Prompt >> Each entry must appear again exactly as it does in the source.

Supplied data >>
--*--
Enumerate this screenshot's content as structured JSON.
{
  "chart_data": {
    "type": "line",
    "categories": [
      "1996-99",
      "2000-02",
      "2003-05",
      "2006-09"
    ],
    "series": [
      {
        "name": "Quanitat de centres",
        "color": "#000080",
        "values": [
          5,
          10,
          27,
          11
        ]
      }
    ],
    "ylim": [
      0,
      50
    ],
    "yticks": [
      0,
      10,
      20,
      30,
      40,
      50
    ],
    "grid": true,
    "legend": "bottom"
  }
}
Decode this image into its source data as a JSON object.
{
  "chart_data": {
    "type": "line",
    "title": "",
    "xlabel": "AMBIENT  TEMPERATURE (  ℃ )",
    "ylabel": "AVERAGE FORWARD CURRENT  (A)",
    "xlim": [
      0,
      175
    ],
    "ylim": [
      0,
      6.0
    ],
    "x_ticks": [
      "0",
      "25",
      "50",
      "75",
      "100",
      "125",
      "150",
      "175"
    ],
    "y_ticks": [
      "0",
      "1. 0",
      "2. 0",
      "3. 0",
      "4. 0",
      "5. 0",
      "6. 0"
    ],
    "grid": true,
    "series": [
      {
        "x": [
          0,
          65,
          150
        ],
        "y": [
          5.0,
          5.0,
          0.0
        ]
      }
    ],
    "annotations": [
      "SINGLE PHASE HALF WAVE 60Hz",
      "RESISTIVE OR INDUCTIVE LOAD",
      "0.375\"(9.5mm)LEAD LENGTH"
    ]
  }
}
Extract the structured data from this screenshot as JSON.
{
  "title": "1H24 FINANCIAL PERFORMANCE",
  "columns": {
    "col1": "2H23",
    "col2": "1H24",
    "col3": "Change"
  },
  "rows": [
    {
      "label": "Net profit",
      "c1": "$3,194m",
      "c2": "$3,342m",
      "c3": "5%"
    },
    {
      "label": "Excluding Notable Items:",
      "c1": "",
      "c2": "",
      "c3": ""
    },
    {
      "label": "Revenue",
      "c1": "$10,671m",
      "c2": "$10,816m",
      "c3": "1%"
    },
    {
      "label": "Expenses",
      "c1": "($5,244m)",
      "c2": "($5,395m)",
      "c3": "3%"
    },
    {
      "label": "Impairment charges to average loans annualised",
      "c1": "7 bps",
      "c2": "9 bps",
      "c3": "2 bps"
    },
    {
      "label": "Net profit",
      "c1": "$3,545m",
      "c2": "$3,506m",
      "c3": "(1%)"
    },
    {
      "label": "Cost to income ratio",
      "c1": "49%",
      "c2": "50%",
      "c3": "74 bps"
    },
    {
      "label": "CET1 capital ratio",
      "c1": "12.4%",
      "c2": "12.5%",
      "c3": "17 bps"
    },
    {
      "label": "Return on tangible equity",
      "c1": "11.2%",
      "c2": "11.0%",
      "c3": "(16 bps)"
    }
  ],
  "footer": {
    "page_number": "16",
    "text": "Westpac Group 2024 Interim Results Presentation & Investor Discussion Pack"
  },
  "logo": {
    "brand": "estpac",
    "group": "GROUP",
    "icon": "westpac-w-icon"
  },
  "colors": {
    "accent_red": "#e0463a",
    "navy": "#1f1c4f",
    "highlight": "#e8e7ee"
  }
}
--*--
Exercise output >>
Enumerate this screenshot's content as structured JSON.
{
  "chart_data": {
    "type": "line",
    "categories": [
      "1996-99",
      "2000-02",
      "2003-05",
      "2006-09"
    ],
    "series": [
      {
        "name": "Quanitat de centres",
        "color": "#000080",
        "values": [
          5,
          10,
          27,
          11
        ]
      }
    ],
    "ylim": [
      0,
      50
    ],
    "yticks": [
      0,
      10,
      20,
      30,
      40,
      50
    ],
    "grid": true,
    "legend": "bottom"
  }
}
Decode this image into its source data as a JSON object.
{
  "chart_data": {
    "type": "line",
    "title": "",
    "xlabel": "AMBIENT  TEMPERATURE (  ℃ )",
    "ylabel": "AVERAGE FORWARD CURRENT  (A)",
    "xlim": [
      0,
      175
    ],
    "ylim": [
      0,
      6.0
    ],
    "x_ticks": [
      "0",
      "25",
      "50",
      "75",
      "100",
      "125",
      "150",
      "175"
    ],
    "y_ticks": [
      "0",
      "1. 0",
      "2. 0",
      "3. 0",
      "4. 0",
      "5. 0",
      "6. 0"
    ],
    "grid": true,
    "series": [
      {
        "x": [
          0,
          65,
          150
        ],
        "y": [
          5.0,
          5.0,
          0.0
        ]
      }
    ],
    "annotations": [
      "SINGLE PHASE HALF WAVE 60Hz",
      "RESISTIVE OR INDUCTIVE LOAD",
      "0.375\"(9.5mm)LEAD LENGTH"
    ]
  }
}
Extract the structured data from this screenshot as JSON.
{
  "title": "1H24 FINANCIAL PERFORMANCE",
  "columns": {
    "col1": "2H23",
    "col2": "1H24",
    "col3": "Change"
  },
  "rows": [
    {
      "label": "Net profit",
      "c1": "$3,194m",
      "c2": "$3,342m",
      "c3": "5%"
    },
    {
      "label": "Excluding Notable Items:",
      "c1": "",
      "c2": "",
      "c3": ""
    },
    {
      "label": "Revenue",
      "c1": "$10,671m",
      "c2": "$10,816m",
      "c3": "1%"
    },
    {
      "label": "Expenses",
      "c1": "($5,244m)",
      "c2": "($5,395m)",
      "c3": "3%"
    },
    {
      "label": "Impairment charges to average loans annualised",
      "c1": "7 bps",
      "c2": "9 bps",
      "c3": "2 bps"
    },
    {
      "label": "Net profit",
      "c1": "$3,545m",
      "c2": "$3,506m",
      "c3": "(1%)"
    },
    {
      "label": "Cost to income ratio",
      "c1": "49%",
      "c2": "50%",
      "c3": "74 bps"
    },
    {
      "label": "CET1 capital ratio",
      "c1": "12.4%",
      "c2": "12.5%",
      "c3": "17 bps"
    },
    {
      "label": "Return on tangible equity",
      "c1": "11.2%",
      "c2": "11.0%",
      "c3": "(16 bps)"
    }
  ],
  "footer": {
    "page_number": "16",
    "text": "Westpac Group 2024 Interim Results Presentation & Investor Discussion Pack"
  },
  "logo": {
    "brand": "estpac",
    "group": "GROUP",
    "icon": "westpac-w-icon"
  },
  "colors": {
    "accent_red": "#e0463a",
    "navy": "#1f1c4f",
    "highlight": "#e8e7ee"
  }
}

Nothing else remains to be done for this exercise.